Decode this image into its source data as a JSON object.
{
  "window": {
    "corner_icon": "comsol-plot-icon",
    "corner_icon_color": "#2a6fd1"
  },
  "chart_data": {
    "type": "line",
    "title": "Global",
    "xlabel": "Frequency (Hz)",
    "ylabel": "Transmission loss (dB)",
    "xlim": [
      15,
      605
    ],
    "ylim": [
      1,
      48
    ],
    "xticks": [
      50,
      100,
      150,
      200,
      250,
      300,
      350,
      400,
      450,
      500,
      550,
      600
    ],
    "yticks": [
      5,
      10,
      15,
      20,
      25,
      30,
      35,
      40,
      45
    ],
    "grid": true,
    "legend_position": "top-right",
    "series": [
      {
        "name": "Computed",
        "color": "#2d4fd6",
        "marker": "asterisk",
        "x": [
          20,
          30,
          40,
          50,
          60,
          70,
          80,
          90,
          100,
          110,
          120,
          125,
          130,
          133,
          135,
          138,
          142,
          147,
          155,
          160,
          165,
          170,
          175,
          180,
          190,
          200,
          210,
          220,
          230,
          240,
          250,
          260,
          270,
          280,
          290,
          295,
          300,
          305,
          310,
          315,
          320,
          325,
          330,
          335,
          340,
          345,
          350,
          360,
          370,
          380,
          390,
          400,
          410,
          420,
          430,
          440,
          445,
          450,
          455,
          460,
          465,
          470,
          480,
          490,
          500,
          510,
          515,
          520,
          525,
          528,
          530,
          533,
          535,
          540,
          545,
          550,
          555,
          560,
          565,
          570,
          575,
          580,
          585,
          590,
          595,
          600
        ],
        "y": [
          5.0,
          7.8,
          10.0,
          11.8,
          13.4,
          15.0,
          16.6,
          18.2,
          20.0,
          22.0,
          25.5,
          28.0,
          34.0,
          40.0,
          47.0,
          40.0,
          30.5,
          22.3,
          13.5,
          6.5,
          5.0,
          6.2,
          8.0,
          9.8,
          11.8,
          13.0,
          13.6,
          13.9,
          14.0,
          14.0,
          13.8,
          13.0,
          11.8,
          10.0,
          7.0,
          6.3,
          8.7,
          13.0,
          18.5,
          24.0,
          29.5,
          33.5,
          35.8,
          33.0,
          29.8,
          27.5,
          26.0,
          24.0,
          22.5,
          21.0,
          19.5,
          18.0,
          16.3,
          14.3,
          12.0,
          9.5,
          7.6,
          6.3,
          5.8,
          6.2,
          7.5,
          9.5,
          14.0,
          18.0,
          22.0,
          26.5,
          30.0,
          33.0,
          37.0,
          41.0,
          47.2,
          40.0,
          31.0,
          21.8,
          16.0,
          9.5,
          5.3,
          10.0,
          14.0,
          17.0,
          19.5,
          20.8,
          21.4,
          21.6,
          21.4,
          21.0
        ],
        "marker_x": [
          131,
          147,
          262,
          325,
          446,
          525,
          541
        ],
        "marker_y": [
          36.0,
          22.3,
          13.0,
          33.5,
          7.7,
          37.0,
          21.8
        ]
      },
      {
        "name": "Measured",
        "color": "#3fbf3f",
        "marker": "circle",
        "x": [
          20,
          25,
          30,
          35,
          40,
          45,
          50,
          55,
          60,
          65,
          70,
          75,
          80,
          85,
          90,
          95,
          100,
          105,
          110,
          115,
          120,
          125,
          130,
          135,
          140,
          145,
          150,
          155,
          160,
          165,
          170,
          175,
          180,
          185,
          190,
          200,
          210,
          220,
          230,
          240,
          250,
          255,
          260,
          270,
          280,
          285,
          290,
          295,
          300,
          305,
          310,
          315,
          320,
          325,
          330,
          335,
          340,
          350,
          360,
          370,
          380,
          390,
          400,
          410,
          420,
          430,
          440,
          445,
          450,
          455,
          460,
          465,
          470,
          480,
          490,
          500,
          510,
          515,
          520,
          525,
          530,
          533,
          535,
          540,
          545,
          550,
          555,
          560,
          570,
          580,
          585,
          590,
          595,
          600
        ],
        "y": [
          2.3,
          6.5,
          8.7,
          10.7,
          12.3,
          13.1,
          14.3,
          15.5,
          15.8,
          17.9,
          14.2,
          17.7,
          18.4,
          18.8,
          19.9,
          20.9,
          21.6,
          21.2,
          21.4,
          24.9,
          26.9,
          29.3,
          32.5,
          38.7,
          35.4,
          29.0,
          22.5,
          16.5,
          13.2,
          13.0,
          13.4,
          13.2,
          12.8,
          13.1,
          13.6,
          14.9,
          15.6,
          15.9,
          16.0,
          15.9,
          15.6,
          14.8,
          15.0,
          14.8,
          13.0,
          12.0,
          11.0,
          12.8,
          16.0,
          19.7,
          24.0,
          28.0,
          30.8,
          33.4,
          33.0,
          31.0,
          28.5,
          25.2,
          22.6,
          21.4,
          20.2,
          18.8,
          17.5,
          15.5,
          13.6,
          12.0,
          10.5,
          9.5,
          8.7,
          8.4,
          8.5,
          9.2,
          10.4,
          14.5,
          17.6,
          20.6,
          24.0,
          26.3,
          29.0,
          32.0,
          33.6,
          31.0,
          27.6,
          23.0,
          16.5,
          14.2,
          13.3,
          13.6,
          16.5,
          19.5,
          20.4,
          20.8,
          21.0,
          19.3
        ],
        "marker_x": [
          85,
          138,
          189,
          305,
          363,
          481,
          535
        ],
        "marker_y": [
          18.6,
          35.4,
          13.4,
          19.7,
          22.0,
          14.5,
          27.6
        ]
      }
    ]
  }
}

WHAT THE EXERCISE ASKS>
Quote all of the entries exactly as they appear.

THE RESPONSE>
Decode this image into its source data as a JSON object.
{
  "window": {
    "corner_icon": "comsol-plot-icon",
    "corner_icon_color": "#2a6fd1"
  },
  "chart_data": {
    "type": "line",
    "title": "Global",
    "xlabel": "Frequency (Hz)",
    "ylabel": "Transmission loss (dB)",
    "xlim": [
      15,
      605
    ],
    "ylim": [
      1,
      48
    ],
    "xticks": [
      50,
      100,
      150,
      200,
      250,
      300,
      350,
      400,
      450,
      500,
      550,
      600
    ],
    "yticks": [
      5,
      10,
      15,
      20,
      25,
      30,
      35,
      40,
      45
    ],
    "grid": true,
    "legend_position": "top-right",
    "series": [
      {
        "name": "Computed",
        "color": "#2d4fd6",
        "marker": "asterisk",
        "x": [
          20,
          30,
          40,
          50,
          60,
          70,
          80,
          90,
          100,
          110,
          120,
          125,
          130,
          133,
          135,
          138,
          142,
          147,
          155,
          160,
          165,
          170,
          175,
          180,
          190,
          200,
          210,
          220,
          230,
          240,
          250,
          260,
          270,
          280,
          290,
          295,
          300,
          305,
          310,
          315,
          320,
          325,
          330,
          335,
          340,
          345,
          350,
          360,
          370,
          380,
          390,
          400,
          410,
          420,
          430,
          440,
          445,
          450,
          455,
          460,
          465,
          470,
          480,
          490,
          500,
          510,
          515,
          520,
          525,
          528,
          530,
          533,
          535,
          540,
          545,
          550,
          555,
          560,
          565,
          570,
          575,
          580,
          585,
          590,
          595,
          600
        ],
        "y": [
          5.0,
          7.8,
          10.0,
          11.8,
          13.4,
          15.0,
          16.6,
          18.2,
          20.0,
          22.0,
          25.5,
          28.0,
          34.0,
          40.0,
          47.0,
          40.0,
          30.5,
          22.3,
          13.5,
          6.5,
          5.0,
          6.2,
          8.0,
          9.8,
          11.8,
          13.0,
          13.6,
          13.9,
          14.0,
          14.0,
          13.8,
          13.0,
          11.8,
          10.0,
          7.0,
          6.3,
          8.7,
          13.0,
          18.5,
          24.0,
          29.5,
          33.5,
          35.8,
          33.0,
          29.8,
          27.5,
          26.0,
          24.0,
          22.5,
          21.0,
          19.5,
          18.0,
          16.3,
          14.3,
          12.0,
          9.5,
          7.6,
          6.3,
          5.8,
          6.2,
          7.5,
          9.5,
          14.0,
          18.0,
          22.0,
          26.5,
          30.0,
          33.0,
          37.0,
          41.0,
          47.2,
          40.0,
          31.0,
          21.8,
          16.0,
          9.5,
          5.3,
          10.0,
          14.0,
          17.0,
          19.5,
          20.8,
          21.4,
          21.6,
          21.4,
          21.0
        ],
        "marker_x": [
          131,
          147,
          262,
          325,
          446,
          525,
          541
        ],
        "marker_y": [
          36.0,
          22.3,
          13.0,
          33.5,
          7.7,
          37.0,
          21.8
        ]
      },
      {
        "name": "Measured",
        "color": "#3fbf3f",
        "marker": "circle",
        "x": [
          20,
          25,
          30,
          35,
          40,
          45,
          50,
          55,
          60,
          65,
          70,
          75,
          80,
          85,
          90,
          95,
          100,
          105,
          110,
          115,
          120,
          125,
          130,
          135,
          140,
          145,
          150,
          155,
          160,
          165,
          170,
          175,
          180,
          185,
          190,
          200,
          210,
          220,
          230,
          240,
          250,
          255,
          260,
          270,
          280,
          285,
          290,
          295,
          300,
          305,
          310,
          315,
          320,
          325,
          330,
          335,
          340,
          350,
          360,
          370,
          380,
          390,
          400,
          410,
          420,
          430,
          440,
          445,
          450,
          455,
          460,
          465,
          470,
          480,
          490,
          500,
          510,
          515,
          520,
          525,
          530,
          533,
          535,
          540,
          545,
          550,
          555,
          560,
          570,
          580,
          585,
          590,
          595,
          600
        ],
        "y": [
          2.3,
          6.5,
          8.7,
          10.7,
          12.3,
          13.1,
          14.3,
          15.5,
          15.8,
          17.9,
          14.2,
          17.7,
          18.4,
          18.8,
          19.9,
          20.9,
          21.6,
          21.2,
          21.4,
          24.9,
          26.9,
          29.3,
          32.5,
          38.7,
          35.4,
          29.0,
          22.5,
          16.5,
          13.2,
          13.0,
          13.4,
          13.2,
          12.8,
          13.1,
          13.6,
          14.9,
          15.6,
          15.9,
          16.0,
          15.9,
          15.6,
          14.8,
          15.0,
          14.8,
          13.0,
          12.0,
          11.0,
          12.8,
          16.0,
          19.7,
          24.0,
          28.0,
          30.8,
          33.4,
          33.0,
          31.0,
          28.5,
          25.2,
          22.6,
          21.4,
          20.2,
          18.8,
          17.5,
          15.5,
          13.6,
          12.0,
          10.5,
          9.5,
          8.7,
          8.4,
          8.5,
          9.2,
          10.4,
          14.5,
          17.6,
          20.6,
          24.0,
          26.3,
          29.0,
          32.0,
          33.6,
          31.0,
          27.6,
          23.0,
          16.5,
          14.2,
          13.3,
          13.6,
          16.5,
          19.5,
          20.4,
          20.8,
          21.0,
          19.3
        ],
        "marker_x": [
          85,
          138,
          189,
          305,
          363,
          481,
          535
        ],
        "marker_y": [
          18.6,
          35.4,
          13.4,
          19.7,
          22.0,
          14.5,
          27.6
        ]
      }
    ]
  }
}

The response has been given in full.